> **What is needed**:
Filter the records below for the word "voltage". Copy each line that holds it.

> **Figure collection entries**:
========================================================================

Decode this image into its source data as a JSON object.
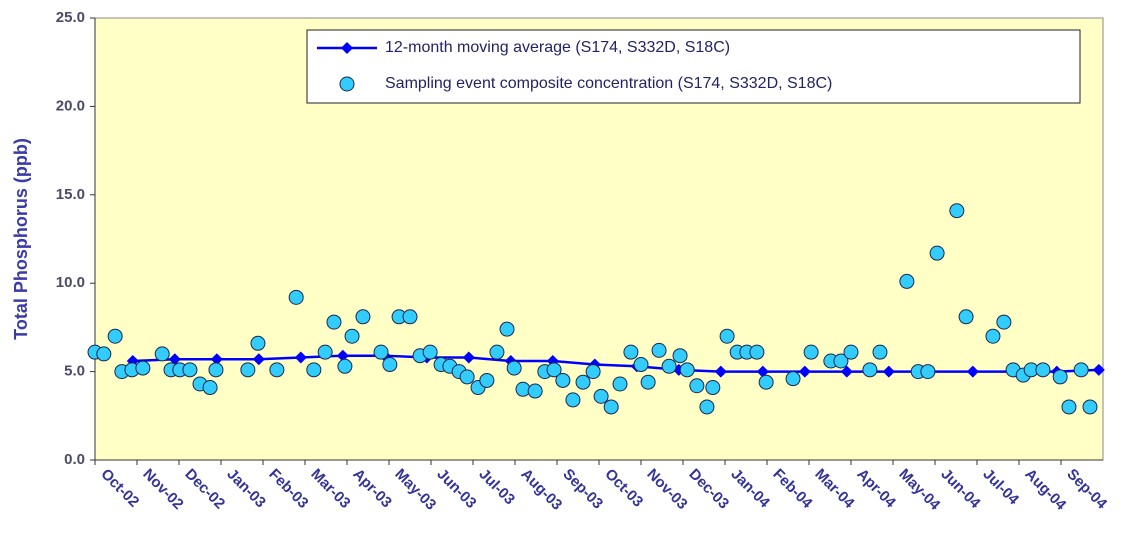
{
  "chart_data": {
    "type": "scatter",
    "y_label": "Total Phosphorus (ppb)",
    "ylim": [
      0,
      25
    ],
    "yticks": [
      {
        "value": 0,
        "label": "0.0"
      },
      {
        "value": 5,
        "label": "5.0"
      },
      {
        "value": 10,
        "label": "10.0"
      },
      {
        "value": 15,
        "label": "15.0"
      },
      {
        "value": 20,
        "label": "20.0"
      },
      {
        "value": 25,
        "label": "25.0"
      }
    ],
    "xlim": [
      0,
      24
    ],
    "xticks": [
      {
        "value": 0,
        "label": "Oct-02"
      },
      {
        "value": 1,
        "label": "Nov-02"
      },
      {
        "value": 2,
        "label": "Dec-02"
      },
      {
        "value": 3,
        "label": "Jan-03"
      },
      {
        "value": 4,
        "label": "Feb-03"
      },
      {
        "value": 5,
        "label": "Mar-03"
      },
      {
        "value": 6,
        "label": "Apr-03"
      },
      {
        "value": 7,
        "label": "May-03"
      },
      {
        "value": 8,
        "label": "Jun-03"
      },
      {
        "value": 9,
        "label": "Jul-03"
      },
      {
        "value": 10,
        "label": "Aug-03"
      },
      {
        "value": 11,
        "label": "Sep-03"
      },
      {
        "value": 12,
        "label": "Oct-03"
      },
      {
        "value": 13,
        "label": "Nov-03"
      },
      {
        "value": 14,
        "label": "Dec-03"
      },
      {
        "value": 15,
        "label": "Jan-04"
      },
      {
        "value": 16,
        "label": "Feb-04"
      },
      {
        "value": 17,
        "label": "Mar-04"
      },
      {
        "value": 18,
        "label": "Apr-04"
      },
      {
        "value": 19,
        "label": "May-04"
      },
      {
        "value": 20,
        "label": "Jun-04"
      },
      {
        "value": 21,
        "label": "Jul-04"
      },
      {
        "value": 22,
        "label": "Aug-04"
      },
      {
        "value": 23,
        "label": "Sep-04"
      }
    ],
    "grid": false,
    "legend": "top-right",
    "series": [
      {
        "name": "12-month moving average (S174, S332D, S18C)",
        "type": "line",
        "color": "#0000ff",
        "x": [
          0.9,
          1.9,
          2.9,
          3.9,
          4.9,
          5.9,
          6.9,
          7.9,
          8.9,
          9.9,
          10.9,
          11.9,
          12.9,
          13.9,
          14.9,
          15.9,
          16.9,
          17.9,
          18.9,
          19.9,
          20.9,
          21.9,
          22.9,
          23.9
        ],
        "values": [
          5.6,
          5.7,
          5.7,
          5.7,
          5.8,
          5.9,
          5.9,
          5.8,
          5.8,
          5.6,
          5.6,
          5.4,
          5.3,
          5.1,
          5.0,
          5.0,
          5.0,
          5.0,
          5.0,
          5.0,
          5.0,
          5.0,
          5.0,
          5.1
        ]
      },
      {
        "name": "Sampling event composite concentration (S174, S332D, S18C)",
        "type": "scatter",
        "color": "#33ccff",
        "x": [
          0,
          0.21,
          0.48,
          0.64,
          0.88,
          1.14,
          1.6,
          1.81,
          2.02,
          2.26,
          2.5,
          2.74,
          2.88,
          3.64,
          3.88,
          4.33,
          4.79,
          5.21,
          5.48,
          5.69,
          5.95,
          6.12,
          6.38,
          6.81,
          7.02,
          7.24,
          7.5,
          7.74,
          7.98,
          8.24,
          8.45,
          8.67,
          8.86,
          9.12,
          9.33,
          9.57,
          9.81,
          9.98,
          10.19,
          10.48,
          10.71,
          10.93,
          11.14,
          11.38,
          11.62,
          11.86,
          12.05,
          12.29,
          12.5,
          12.76,
          13.0,
          13.17,
          13.43,
          13.67,
          13.93,
          14.1,
          14.33,
          14.57,
          14.71,
          15.05,
          15.29,
          15.52,
          15.76,
          15.98,
          16.62,
          17.05,
          17.52,
          17.76,
          18.0,
          18.45,
          18.69,
          19.33,
          19.6,
          19.83,
          20.05,
          20.52,
          20.74,
          21.38,
          21.64,
          21.86,
          22.1,
          22.29,
          22.57,
          22.98,
          23.19,
          23.48,
          23.69
        ],
        "values": [
          6.1,
          6.0,
          7.0,
          5.0,
          5.1,
          5.2,
          6.0,
          5.1,
          5.1,
          5.1,
          4.3,
          4.1,
          5.1,
          5.1,
          6.6,
          5.1,
          9.2,
          5.1,
          6.1,
          7.8,
          5.3,
          7.0,
          8.1,
          6.1,
          5.4,
          8.1,
          8.1,
          5.9,
          6.1,
          5.4,
          5.3,
          5.0,
          4.7,
          4.1,
          4.5,
          6.1,
          7.4,
          5.2,
          4.0,
          3.9,
          5.0,
          5.1,
          4.5,
          3.4,
          4.4,
          5.0,
          3.6,
          3.0,
          4.3,
          6.1,
          5.4,
          4.4,
          6.2,
          5.3,
          5.9,
          5.1,
          4.2,
          3.0,
          4.1,
          7.0,
          6.1,
          6.1,
          6.1,
          4.4,
          4.6,
          6.1,
          5.6,
          5.6,
          6.1,
          5.1,
          6.1,
          10.1,
          5.0,
          5.0,
          11.7,
          14.1,
          8.1,
          7.0,
          7.8,
          5.1,
          4.8,
          5.1,
          5.1,
          4.7,
          3.0,
          5.1,
          3.0
        ]
      }
    ]
  }
}
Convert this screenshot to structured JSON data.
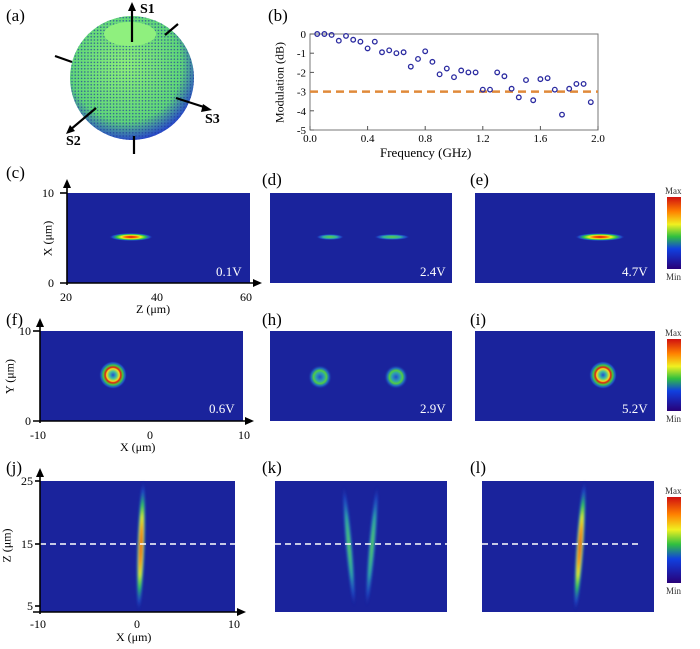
{
  "panels": {
    "a": {
      "label": "(a)",
      "axes": [
        "S1",
        "S2",
        "S3"
      ]
    },
    "b": {
      "label": "(b)"
    },
    "c": {
      "label": "(c)",
      "voltage": "0.1V",
      "ylabel": "X (μm)",
      "xlabel": "Z (μm)",
      "yticks": [
        "10",
        "0"
      ],
      "xticks": [
        "20",
        "40",
        "60"
      ]
    },
    "d": {
      "label": "(d)",
      "voltage": "2.4V"
    },
    "e": {
      "label": "(e)",
      "voltage": "4.7V"
    },
    "f": {
      "label": "(f)",
      "voltage": "0.6V",
      "ylabel": "Y (μm)",
      "xlabel": "X (μm)",
      "yticks": [
        "10",
        "0"
      ],
      "xticks": [
        "-10",
        "0",
        "10"
      ]
    },
    "h": {
      "label": "(h)",
      "voltage": "2.9V"
    },
    "i": {
      "label": "(i)",
      "voltage": "5.2V"
    },
    "j": {
      "label": "(j)",
      "ylabel": "Z (μm)",
      "xlabel": "X (μm)",
      "yticks": [
        "25",
        "15",
        "5"
      ],
      "xticks": [
        "-10",
        "0",
        "10"
      ]
    },
    "k": {
      "label": "(k)"
    },
    "l": {
      "label": "(l)"
    }
  },
  "colorbar": {
    "max": "Max",
    "min": "Min",
    "colormap": "jet"
  },
  "colors": {
    "field_background": "#1a239c",
    "marker": "#2a2aa0",
    "threshold": "#e08a3a"
  },
  "chart_data": {
    "type": "scatter",
    "xlabel": "Frequency (GHz)",
    "ylabel": "Modulation (dB)",
    "xlim": [
      0.0,
      2.0
    ],
    "ylim": [
      -5,
      0
    ],
    "xticks": [
      "0.0",
      "0.4",
      "0.8",
      "1.2",
      "1.6",
      "2.0"
    ],
    "yticks": [
      "0",
      "-1",
      "-2",
      "-3",
      "-4",
      "-5"
    ],
    "x": [
      0.05,
      0.1,
      0.15,
      0.2,
      0.25,
      0.3,
      0.35,
      0.4,
      0.45,
      0.5,
      0.55,
      0.6,
      0.65,
      0.7,
      0.75,
      0.8,
      0.85,
      0.9,
      0.95,
      1.0,
      1.05,
      1.1,
      1.15,
      1.2,
      1.25,
      1.3,
      1.35,
      1.4,
      1.45,
      1.5,
      1.55,
      1.6,
      1.65,
      1.7,
      1.75,
      1.8,
      1.85,
      1.9,
      1.95
    ],
    "y": [
      0,
      0,
      -0.05,
      -0.35,
      -0.1,
      -0.3,
      -0.4,
      -0.75,
      -0.4,
      -0.95,
      -0.85,
      -1.0,
      -0.95,
      -1.7,
      -1.3,
      -0.9,
      -1.45,
      -2.1,
      -1.8,
      -2.25,
      -1.9,
      -2.0,
      -2.0,
      -2.9,
      -2.9,
      -2.0,
      -2.2,
      -2.85,
      -3.3,
      -2.4,
      -3.45,
      -2.35,
      -2.3,
      -2.9,
      -4.2,
      -2.85,
      -2.6,
      -2.6,
      -3.55
    ],
    "reference_line": {
      "y": -3,
      "style": "dashed"
    },
    "grid": false
  }
}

========================================================================

> **Task output**:
      "voltage": "0.1V",
      "voltage": "2.4V"
      "voltage": "4.7V"
      "voltage": "0.6V",
      "voltage": "2.9V"
      "voltage": "5.2V"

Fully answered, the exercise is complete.